▸ GIVEN PROBLEM
All entries must be extracted exactly, with nothing added or dropped.

▸ EXCERPTED DATA
══════

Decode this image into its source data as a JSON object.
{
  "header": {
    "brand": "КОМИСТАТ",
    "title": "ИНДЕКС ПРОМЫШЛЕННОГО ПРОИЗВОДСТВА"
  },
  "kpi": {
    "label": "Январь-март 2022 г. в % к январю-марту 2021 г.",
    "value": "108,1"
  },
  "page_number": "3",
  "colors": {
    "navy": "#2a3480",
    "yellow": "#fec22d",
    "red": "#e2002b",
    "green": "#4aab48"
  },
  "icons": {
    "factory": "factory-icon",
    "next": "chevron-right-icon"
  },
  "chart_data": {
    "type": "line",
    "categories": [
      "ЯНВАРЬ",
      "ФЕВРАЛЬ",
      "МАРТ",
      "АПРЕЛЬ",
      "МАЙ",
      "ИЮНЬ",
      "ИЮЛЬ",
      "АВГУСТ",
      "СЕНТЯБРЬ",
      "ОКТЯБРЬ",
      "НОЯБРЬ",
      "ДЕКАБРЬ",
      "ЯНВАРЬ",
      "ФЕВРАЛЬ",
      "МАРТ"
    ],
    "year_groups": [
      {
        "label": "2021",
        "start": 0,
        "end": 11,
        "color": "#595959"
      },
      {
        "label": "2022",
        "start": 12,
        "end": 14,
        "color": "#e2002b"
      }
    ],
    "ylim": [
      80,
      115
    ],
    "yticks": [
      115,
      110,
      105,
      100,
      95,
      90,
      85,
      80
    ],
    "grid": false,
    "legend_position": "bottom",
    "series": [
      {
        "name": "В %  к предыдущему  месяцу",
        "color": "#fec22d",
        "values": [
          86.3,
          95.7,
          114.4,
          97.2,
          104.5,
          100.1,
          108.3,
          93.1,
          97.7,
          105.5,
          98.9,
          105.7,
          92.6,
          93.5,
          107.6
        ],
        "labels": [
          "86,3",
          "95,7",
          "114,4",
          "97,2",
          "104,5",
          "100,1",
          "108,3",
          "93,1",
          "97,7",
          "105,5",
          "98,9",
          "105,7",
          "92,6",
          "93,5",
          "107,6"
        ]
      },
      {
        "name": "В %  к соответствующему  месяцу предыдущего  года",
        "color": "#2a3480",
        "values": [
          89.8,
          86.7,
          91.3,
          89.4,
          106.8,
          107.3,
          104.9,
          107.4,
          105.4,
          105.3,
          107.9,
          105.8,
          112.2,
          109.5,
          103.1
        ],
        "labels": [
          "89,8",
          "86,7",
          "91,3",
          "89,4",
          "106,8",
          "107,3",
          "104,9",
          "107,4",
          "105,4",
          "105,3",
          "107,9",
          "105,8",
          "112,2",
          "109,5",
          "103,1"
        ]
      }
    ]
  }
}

══════

▸ EXERCISE RESULT
Decode this image into its source data as a JSON object.
{
  "header": {
    "brand": "КОМИСТАТ",
    "title": "ИНДЕКС ПРОМЫШЛЕННОГО ПРОИЗВОДСТВА"
  },
  "kpi": {
    "label": "Январь-март 2022 г. в % к январю-марту 2021 г.",
    "value": "108,1"
  },
  "page_number": "3",
  "colors": {
    "navy": "#2a3480",
    "yellow": "#fec22d",
    "red": "#e2002b",
    "green": "#4aab48"
  },
  "icons": {
    "factory": "factory-icon",
    "next": "chevron-right-icon"
  },
  "chart_data": {
    "type": "line",
    "categories": [
      "ЯНВАРЬ",
      "ФЕВРАЛЬ",
      "МАРТ",
      "АПРЕЛЬ",
      "МАЙ",
      "ИЮНЬ",
      "ИЮЛЬ",
      "АВГУСТ",
      "СЕНТЯБРЬ",
      "ОКТЯБРЬ",
      "НОЯБРЬ",
      "ДЕКАБРЬ",
      "ЯНВАРЬ",
      "ФЕВРАЛЬ",
      "МАРТ"
    ],
    "year_groups": [
      {
        "label": "2021",
        "start": 0,
        "end": 11,
        "color": "#595959"
      },
      {
        "label": "2022",
        "start": 12,
        "end": 14,
        "color": "#e2002b"
      }
    ],
    "ylim": [
      80,
      115
    ],
    "yticks": [
      115,
      110,
      105,
      100,
      95,
      90,
      85,
      80
    ],
    "grid": false,
    "legend_position": "bottom",
    "series": [
      {
        "name": "В %  к предыдущему  месяцу",
        "color": "#fec22d",
        "values": [
          86.3,
          95.7,
          114.4,
          97.2,
          104.5,
          100.1,
          108.3,
          93.1,
          97.7,
          105.5,
          98.9,
          105.7,
          92.6,
          93.5,
          107.6
        ],
        "labels": [
          "86,3",
          "95,7",
          "114,4",
          "97,2",
          "104,5",
          "100,1",
          "108,3",
          "93,1",
          "97,7",
          "105,5",
          "98,9",
          "105,7",
          "92,6",
          "93,5",
          "107,6"
        ]
      },
      {
        "name": "В %  к соответствующему  месяцу предыдущего  года",
        "color": "#2a3480",
        "values": [
          89.8,
          86.7,
          91.3,
          89.4,
          106.8,
          107.3,
          104.9,
          107.4,
          105.4,
          105.3,
          107.9,
          105.8,
          112.2,
          109.5,
          103.1
        ],
        "labels": [
          "89,8",
          "86,7",
          "91,3",
          "89,4",
          "106,8",
          "107,3",
          "104,9",
          "107,4",
          "105,4",
          "105,3",
          "107,9",
          "105,8",
          "112,2",
          "109,5",
          "103,1"
        ]
      }
    ]
  }
}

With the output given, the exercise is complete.